* start Record excerpts *

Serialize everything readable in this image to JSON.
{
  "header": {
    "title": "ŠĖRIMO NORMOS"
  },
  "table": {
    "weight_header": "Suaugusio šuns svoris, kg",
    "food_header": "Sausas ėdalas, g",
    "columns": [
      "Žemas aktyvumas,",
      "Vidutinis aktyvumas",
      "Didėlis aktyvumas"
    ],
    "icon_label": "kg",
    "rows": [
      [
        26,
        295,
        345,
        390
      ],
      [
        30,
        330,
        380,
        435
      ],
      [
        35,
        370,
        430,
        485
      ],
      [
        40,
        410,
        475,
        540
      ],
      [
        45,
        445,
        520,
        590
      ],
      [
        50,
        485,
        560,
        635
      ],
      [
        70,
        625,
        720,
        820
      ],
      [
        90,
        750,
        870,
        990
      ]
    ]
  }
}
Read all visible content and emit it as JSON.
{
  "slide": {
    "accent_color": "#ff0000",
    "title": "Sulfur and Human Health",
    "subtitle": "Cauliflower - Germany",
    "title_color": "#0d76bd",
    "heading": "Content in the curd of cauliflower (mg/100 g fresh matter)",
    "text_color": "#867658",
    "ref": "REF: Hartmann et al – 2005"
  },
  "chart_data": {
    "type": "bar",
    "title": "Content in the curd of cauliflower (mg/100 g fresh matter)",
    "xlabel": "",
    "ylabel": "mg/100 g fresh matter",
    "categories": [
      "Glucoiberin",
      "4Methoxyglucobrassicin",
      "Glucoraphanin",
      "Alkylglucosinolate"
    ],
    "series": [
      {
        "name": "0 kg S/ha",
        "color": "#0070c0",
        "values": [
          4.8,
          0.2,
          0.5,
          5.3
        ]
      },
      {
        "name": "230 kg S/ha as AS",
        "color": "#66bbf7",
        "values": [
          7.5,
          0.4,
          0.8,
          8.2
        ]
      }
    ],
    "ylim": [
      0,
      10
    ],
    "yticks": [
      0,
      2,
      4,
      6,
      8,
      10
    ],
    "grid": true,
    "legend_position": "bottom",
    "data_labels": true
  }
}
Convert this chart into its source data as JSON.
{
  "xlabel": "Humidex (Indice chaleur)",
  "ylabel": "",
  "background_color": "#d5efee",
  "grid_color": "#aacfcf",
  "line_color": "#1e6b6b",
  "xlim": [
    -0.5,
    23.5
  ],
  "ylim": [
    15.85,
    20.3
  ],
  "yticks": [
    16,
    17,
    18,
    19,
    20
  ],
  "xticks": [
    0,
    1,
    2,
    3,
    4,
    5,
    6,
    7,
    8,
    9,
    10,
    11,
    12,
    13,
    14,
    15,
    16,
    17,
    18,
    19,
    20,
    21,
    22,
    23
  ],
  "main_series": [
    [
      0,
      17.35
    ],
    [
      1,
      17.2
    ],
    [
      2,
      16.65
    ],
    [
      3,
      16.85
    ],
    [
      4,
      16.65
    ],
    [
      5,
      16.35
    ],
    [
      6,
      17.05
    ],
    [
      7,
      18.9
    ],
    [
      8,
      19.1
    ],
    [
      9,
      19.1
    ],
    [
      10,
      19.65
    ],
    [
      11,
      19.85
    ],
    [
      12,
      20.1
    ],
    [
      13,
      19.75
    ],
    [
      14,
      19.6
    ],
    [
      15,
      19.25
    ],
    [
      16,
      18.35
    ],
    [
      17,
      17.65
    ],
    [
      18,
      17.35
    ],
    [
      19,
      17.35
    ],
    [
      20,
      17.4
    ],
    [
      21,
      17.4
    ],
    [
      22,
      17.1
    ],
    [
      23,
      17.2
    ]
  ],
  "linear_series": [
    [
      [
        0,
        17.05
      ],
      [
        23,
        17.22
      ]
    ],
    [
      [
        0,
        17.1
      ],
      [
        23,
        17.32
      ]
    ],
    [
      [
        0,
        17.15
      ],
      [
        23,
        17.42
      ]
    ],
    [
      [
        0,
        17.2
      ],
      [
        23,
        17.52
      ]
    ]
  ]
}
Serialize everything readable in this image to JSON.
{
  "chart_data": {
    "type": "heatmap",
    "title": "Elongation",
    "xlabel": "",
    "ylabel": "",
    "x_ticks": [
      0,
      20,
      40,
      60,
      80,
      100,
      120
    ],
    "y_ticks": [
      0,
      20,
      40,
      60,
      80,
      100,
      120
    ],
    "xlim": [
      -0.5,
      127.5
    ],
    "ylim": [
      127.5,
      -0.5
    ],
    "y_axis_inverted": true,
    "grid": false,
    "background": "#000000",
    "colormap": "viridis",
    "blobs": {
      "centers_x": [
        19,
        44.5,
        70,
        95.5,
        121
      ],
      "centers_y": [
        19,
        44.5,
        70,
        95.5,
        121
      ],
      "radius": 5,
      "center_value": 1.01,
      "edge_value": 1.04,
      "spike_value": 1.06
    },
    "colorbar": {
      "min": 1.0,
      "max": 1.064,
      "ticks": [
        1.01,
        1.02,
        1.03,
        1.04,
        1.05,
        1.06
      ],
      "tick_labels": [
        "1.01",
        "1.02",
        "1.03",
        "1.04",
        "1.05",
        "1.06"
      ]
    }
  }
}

* end Record excerpts *

> **Your task**
Which lines of the data include "true"? Copy each of them.

> **Task output**
    "grid": true,
    "data_labels": true
    "y_axis_inverted": true,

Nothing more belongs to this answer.